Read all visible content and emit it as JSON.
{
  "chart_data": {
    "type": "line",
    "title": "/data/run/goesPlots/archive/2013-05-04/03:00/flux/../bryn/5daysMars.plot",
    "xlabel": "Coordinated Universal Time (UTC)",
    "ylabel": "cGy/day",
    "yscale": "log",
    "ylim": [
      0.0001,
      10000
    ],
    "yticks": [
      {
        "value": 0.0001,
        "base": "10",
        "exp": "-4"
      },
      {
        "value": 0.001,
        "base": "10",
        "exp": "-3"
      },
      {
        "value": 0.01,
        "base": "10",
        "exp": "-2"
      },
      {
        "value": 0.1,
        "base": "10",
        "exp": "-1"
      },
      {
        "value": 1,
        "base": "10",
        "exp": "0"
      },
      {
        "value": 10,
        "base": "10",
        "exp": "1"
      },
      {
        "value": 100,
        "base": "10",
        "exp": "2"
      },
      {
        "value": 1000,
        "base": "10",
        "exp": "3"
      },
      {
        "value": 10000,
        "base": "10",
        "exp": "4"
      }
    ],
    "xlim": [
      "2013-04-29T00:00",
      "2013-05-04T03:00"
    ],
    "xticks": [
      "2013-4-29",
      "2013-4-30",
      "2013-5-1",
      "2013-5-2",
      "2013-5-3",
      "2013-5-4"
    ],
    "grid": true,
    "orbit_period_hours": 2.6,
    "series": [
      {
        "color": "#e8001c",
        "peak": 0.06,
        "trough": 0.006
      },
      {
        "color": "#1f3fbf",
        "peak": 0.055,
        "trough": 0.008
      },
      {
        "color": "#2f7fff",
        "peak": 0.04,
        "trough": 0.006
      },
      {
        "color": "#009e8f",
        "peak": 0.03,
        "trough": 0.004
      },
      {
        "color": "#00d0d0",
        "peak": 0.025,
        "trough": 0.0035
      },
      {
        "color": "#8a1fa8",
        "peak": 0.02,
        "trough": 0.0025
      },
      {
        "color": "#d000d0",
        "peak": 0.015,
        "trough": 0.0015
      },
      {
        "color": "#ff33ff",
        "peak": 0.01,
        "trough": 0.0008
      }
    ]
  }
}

What the task requires = Search the records for the word "peak", then list every line that has it.

Exercise answer =
        "peak": 0.06,
        "peak": 0.055,
        "peak": 0.04,
        "peak": 0.03,
        "peak": 0.025,
        "peak": 0.02,
        "peak": 0.015,
        "peak": 0.01,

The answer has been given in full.